WHAT THE TASK REQUIRES> In your copy, leave out the pictures and repeat the entries below exactly.

(Saved entries)

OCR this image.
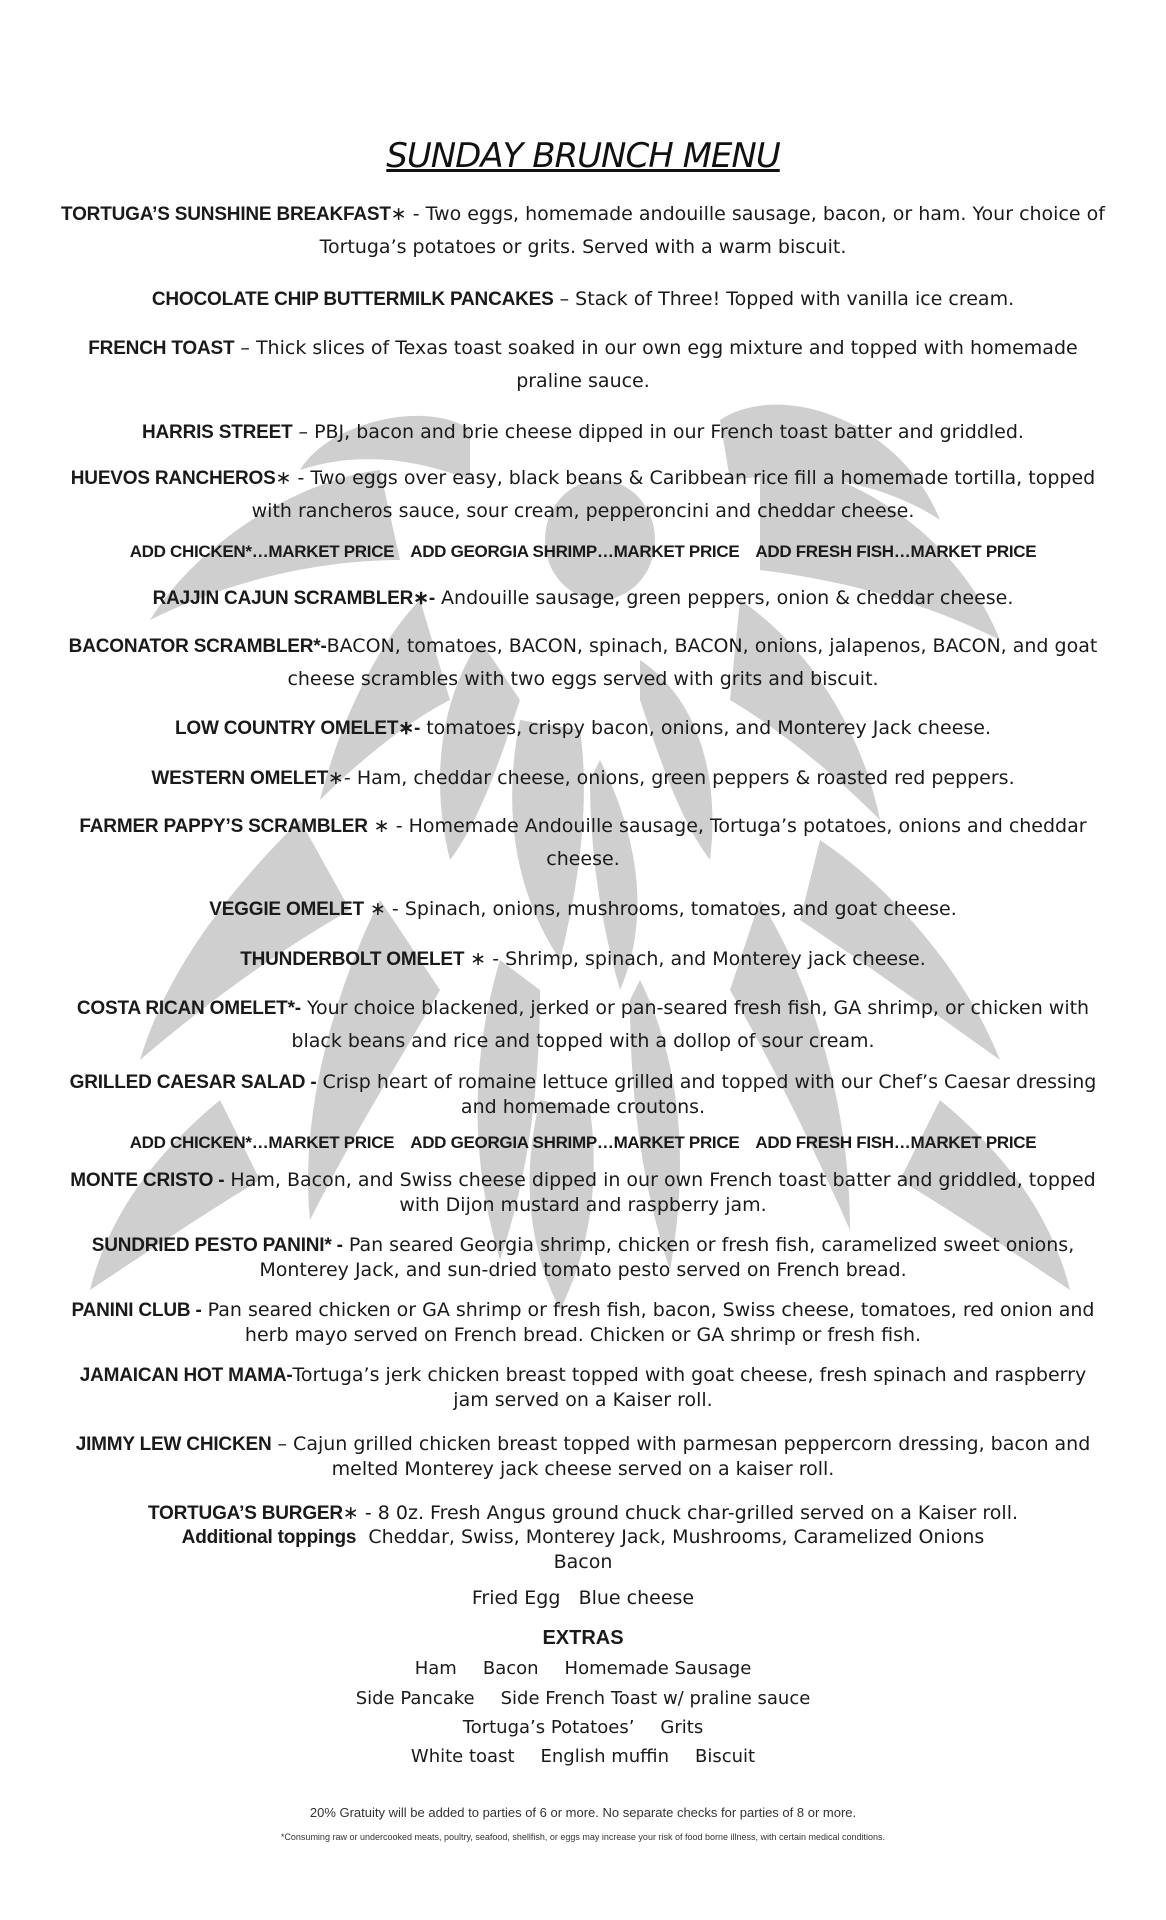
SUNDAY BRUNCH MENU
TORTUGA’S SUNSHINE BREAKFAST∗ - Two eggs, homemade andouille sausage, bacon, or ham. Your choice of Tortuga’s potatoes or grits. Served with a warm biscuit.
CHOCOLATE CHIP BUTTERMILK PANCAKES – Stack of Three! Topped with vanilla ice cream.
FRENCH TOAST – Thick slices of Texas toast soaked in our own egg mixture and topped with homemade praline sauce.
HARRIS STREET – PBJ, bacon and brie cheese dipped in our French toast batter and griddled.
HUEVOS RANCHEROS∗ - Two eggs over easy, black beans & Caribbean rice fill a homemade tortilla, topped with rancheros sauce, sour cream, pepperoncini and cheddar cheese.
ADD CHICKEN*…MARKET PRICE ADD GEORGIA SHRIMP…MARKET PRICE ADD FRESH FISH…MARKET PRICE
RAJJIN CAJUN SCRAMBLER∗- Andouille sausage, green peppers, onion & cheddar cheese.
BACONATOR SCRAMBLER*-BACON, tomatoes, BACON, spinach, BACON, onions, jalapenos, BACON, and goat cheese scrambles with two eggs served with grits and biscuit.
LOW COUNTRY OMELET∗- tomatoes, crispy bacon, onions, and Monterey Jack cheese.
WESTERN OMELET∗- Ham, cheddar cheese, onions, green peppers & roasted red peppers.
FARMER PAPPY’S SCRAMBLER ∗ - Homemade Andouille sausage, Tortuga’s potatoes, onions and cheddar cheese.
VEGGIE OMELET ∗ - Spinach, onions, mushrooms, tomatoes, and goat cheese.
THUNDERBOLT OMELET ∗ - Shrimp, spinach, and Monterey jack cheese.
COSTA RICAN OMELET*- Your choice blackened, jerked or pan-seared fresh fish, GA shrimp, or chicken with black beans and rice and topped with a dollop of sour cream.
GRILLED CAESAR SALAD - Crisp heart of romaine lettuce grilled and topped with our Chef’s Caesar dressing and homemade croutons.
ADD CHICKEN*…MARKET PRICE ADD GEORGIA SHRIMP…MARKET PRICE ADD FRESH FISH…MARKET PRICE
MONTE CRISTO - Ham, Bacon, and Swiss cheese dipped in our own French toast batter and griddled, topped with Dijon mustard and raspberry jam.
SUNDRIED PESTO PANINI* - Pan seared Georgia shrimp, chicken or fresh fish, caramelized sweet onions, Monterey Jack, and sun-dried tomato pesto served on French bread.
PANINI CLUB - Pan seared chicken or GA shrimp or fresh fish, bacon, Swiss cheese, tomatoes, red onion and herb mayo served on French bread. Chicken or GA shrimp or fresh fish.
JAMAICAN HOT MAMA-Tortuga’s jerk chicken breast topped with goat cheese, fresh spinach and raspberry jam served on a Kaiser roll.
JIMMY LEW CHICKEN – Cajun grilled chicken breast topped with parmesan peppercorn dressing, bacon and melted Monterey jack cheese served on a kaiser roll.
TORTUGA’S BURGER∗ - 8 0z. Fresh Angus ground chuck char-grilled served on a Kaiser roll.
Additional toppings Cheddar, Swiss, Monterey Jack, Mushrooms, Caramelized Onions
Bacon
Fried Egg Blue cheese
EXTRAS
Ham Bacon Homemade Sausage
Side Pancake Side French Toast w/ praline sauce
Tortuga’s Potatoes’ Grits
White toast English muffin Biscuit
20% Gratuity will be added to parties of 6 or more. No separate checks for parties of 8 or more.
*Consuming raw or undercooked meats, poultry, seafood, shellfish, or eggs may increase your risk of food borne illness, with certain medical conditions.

IN RESPONSE>
OCR this image.
SUNDAY BRUNCH MENU
TORTUGA’S SUNSHINE BREAKFAST∗ - Two eggs, homemade andouille sausage, bacon, or ham. Your choice of Tortuga’s potatoes or grits. Served with a warm biscuit.
CHOCOLATE CHIP BUTTERMILK PANCAKES – Stack of Three! Topped with vanilla ice cream.
FRENCH TOAST – Thick slices of Texas toast soaked in our own egg mixture and topped with homemade praline sauce.
HARRIS STREET – PBJ, bacon and brie cheese dipped in our French toast batter and griddled.
HUEVOS RANCHEROS∗ - Two eggs over easy, black beans & Caribbean rice fill a homemade tortilla, topped with rancheros sauce, sour cream, pepperoncini and cheddar cheese.
ADD CHICKEN*…MARKET PRICE ADD GEORGIA SHRIMP…MARKET PRICE ADD FRESH FISH…MARKET PRICE
RAJJIN CAJUN SCRAMBLER∗- Andouille sausage, green peppers, onion & cheddar cheese.
BACONATOR SCRAMBLER*-BACON, tomatoes, BACON, spinach, BACON, onions, jalapenos, BACON, and goat cheese scrambles with two eggs served with grits and biscuit.
LOW COUNTRY OMELET∗- tomatoes, crispy bacon, onions, and Monterey Jack cheese.
WESTERN OMELET∗- Ham, cheddar cheese, onions, green peppers & roasted red peppers.
FARMER PAPPY’S SCRAMBLER ∗ - Homemade Andouille sausage, Tortuga’s potatoes, onions and cheddar cheese.
VEGGIE OMELET ∗ - Spinach, onions, mushrooms, tomatoes, and goat cheese.
THUNDERBOLT OMELET ∗ - Shrimp, spinach, and Monterey jack cheese.
COSTA RICAN OMELET*- Your choice blackened, jerked or pan-seared fresh fish, GA shrimp, or chicken with black beans and rice and topped with a dollop of sour cream.
GRILLED CAESAR SALAD - Crisp heart of romaine lettuce grilled and topped with our Chef’s Caesar dressing and homemade croutons.
ADD CHICKEN*…MARKET PRICE ADD GEORGIA SHRIMP…MARKET PRICE ADD FRESH FISH…MARKET PRICE
MONTE CRISTO - Ham, Bacon, and Swiss cheese dipped in our own French toast batter and griddled, topped with Dijon mustard and raspberry jam.
SUNDRIED PESTO PANINI* - Pan seared Georgia shrimp, chicken or fresh fish, caramelized sweet onions, Monterey Jack, and sun-dried tomato pesto served on French bread.
PANINI CLUB - Pan seared chicken or GA shrimp or fresh fish, bacon, Swiss cheese, tomatoes, red onion and herb mayo served on French bread. Chicken or GA shrimp or fresh fish.
JAMAICAN HOT MAMA-Tortuga’s jerk chicken breast topped with goat cheese, fresh spinach and raspberry jam served on a Kaiser roll.
JIMMY LEW CHICKEN – Cajun grilled chicken breast topped with parmesan peppercorn dressing, bacon and melted Monterey jack cheese served on a kaiser roll.
TORTUGA’S BURGER∗ - 8 0z. Fresh Angus ground chuck char-grilled served on a Kaiser roll.
Additional toppings Cheddar, Swiss, Monterey Jack, Mushrooms, Caramelized Onions
Bacon
Fried Egg Blue cheese
EXTRAS
Ham Bacon Homemade Sausage
Side Pancake Side French Toast w/ praline sauce
Tortuga’s Potatoes’ Grits
White toast English muffin Biscuit
20% Gratuity will be added to parties of 6 or more. No separate checks for parties of 8 or more.
*Consuming raw or undercooked meats, poultry, seafood, shellfish, or eggs may increase your risk of food borne illness, with certain medical conditions.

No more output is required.